Selected text »
====

Apple has been teasing “Apple Intelligence” all year, but most of what users have so far are basic AI features. Think text rewriting, email summaries, Genmoji, live translation and those so-so generative images. Impressive for Apple’s ecosystem, sure, but still not anywhere near the assistant experience that users see when asking ChatGPT, Gemini or even Perplexity for help.
Now, Apple is finally showing signs that it wants to fix Siri once and for all. And the solution involves a secret internal chatbot.
According to Bloomberg, Apple has quietly built a ChatGPT-like iPhone app called Veritas (Latin for “truth”) to test the new Siri that’s scheduled to launch as early as March 2026. The app isn’t meant for public use. Instead, Apple employees across its AI division are using it to experiment with new Siri features, get feedback faster and iron out failures before shipping anything to customers.
Veritas reportedly looks and feels like most chatbots: employees can start different conversations, follow up on past queries, and ask complex questions. Apple is using it to test Siri’s ability to search personal info like songs and emails, carry out in-app actions such as editing photos, and reference previous chats — things the current Siri simply can’t do without punting the user to ChatGPT or a web search.
A make-or-break comeback attempt
The revamped Siri, powered by a new system code-named Linwood, relies on large language models (LLMs) from Apple’s own Foundation Models team, plus a third-party model. And here’s where things get interesting.
It’s been reported before that Apple has been negotiating with outside AI players like OpenAI and Anthropic. But recently, Apple has turned its attention to Google, exploring a custom version of Gemini to run parts of Siri’s intelligence under the hood. That possibility makes Veritas more than just a testbed. It’s Apple figuring out whether its own tech is enough, or if it needs a little help from the neighbours in Mountain View.

====

(Dataset items)
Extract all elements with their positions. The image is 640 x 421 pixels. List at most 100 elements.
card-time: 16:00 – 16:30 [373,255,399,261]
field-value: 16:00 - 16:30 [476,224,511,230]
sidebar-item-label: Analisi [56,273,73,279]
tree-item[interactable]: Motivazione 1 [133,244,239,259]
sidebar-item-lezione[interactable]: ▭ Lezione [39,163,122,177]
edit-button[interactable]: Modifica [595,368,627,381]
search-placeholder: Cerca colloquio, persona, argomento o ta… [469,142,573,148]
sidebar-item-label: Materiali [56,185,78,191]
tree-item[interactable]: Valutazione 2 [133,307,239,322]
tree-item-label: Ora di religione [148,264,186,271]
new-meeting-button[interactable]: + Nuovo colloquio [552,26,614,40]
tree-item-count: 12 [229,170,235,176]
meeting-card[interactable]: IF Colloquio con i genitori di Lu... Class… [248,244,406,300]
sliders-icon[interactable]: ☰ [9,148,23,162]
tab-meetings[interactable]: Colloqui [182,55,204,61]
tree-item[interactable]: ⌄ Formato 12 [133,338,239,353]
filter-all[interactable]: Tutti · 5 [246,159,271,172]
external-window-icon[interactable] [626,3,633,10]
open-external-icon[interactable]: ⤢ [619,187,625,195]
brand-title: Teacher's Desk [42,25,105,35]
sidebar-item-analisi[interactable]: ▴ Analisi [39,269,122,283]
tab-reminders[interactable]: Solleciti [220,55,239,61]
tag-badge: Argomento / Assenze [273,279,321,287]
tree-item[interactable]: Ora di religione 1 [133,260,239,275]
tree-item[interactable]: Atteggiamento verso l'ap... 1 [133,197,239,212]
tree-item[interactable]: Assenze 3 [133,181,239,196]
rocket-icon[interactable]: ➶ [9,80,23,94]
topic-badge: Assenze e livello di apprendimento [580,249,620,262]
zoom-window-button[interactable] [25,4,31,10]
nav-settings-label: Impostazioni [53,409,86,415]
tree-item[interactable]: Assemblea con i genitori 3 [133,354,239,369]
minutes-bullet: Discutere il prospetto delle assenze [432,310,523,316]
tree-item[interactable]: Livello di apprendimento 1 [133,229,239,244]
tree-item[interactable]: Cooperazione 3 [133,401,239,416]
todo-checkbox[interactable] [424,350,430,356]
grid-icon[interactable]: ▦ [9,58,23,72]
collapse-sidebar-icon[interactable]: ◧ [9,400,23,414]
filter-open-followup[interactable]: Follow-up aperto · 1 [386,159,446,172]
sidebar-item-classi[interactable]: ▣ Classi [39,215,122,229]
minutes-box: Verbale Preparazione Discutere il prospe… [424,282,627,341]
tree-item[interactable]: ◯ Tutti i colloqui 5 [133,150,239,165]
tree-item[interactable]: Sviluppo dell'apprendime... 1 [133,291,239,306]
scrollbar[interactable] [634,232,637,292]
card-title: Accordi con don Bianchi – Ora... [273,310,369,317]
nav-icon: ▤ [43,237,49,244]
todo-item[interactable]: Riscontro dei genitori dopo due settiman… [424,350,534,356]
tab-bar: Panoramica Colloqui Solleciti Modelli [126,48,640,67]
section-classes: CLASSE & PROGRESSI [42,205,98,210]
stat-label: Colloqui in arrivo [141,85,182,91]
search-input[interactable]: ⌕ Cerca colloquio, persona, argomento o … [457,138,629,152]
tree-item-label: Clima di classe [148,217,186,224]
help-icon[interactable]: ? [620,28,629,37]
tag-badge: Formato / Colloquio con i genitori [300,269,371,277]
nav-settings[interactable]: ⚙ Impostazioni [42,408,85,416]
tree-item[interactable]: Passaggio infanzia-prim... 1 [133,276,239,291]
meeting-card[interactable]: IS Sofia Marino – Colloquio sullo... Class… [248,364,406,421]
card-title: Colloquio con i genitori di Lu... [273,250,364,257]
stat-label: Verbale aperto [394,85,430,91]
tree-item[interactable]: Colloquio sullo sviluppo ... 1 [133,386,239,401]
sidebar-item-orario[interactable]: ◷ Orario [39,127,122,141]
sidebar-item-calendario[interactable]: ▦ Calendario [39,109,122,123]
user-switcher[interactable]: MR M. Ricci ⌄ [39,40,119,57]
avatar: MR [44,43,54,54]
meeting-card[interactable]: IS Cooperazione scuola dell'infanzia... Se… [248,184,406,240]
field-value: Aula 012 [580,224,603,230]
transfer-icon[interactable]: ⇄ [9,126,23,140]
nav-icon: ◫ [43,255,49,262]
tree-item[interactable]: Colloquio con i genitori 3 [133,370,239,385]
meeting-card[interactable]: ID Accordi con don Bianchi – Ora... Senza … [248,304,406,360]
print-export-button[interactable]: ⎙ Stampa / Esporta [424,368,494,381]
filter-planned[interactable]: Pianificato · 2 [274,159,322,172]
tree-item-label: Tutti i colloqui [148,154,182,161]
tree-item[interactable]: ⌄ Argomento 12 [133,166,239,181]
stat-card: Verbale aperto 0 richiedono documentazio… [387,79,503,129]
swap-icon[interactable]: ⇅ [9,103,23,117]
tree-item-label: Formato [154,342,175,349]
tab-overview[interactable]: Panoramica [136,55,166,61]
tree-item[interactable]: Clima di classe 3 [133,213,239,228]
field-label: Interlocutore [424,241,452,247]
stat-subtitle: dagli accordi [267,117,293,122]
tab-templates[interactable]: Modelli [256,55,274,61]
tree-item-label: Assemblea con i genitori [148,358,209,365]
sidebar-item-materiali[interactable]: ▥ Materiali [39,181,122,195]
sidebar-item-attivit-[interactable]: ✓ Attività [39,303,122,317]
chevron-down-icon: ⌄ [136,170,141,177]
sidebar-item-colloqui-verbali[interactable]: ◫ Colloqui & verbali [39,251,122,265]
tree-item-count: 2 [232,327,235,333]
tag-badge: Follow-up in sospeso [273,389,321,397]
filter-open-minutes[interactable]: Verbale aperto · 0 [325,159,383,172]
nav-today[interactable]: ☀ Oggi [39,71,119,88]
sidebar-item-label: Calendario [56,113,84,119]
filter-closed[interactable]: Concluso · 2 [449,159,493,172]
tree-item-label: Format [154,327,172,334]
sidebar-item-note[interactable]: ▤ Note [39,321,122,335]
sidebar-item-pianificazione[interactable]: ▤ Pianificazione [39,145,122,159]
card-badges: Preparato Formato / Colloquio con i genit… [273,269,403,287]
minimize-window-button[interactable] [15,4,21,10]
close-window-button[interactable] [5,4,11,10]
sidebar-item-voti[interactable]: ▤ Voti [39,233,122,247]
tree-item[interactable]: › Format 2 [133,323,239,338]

====

Description of the task » Using the Siri article, decide whether each statement agrees with it. Answer yes or no for each and quote the words that decide it. (a) Apple built Veritas for public release. (b) The system code-named Linwood uses language models from Apple's Foundation Models team along with a third-party model. (c) The new Siri could launch as early as March 2026.

Reply »
(a) No: "The app isn’t meant for public use."
(b) Yes: "relies on large language models (LLMs) from Apple’s own Foundation Models team, plus a third-party model"
(c) Yes: "scheduled to launch as early as March 2026"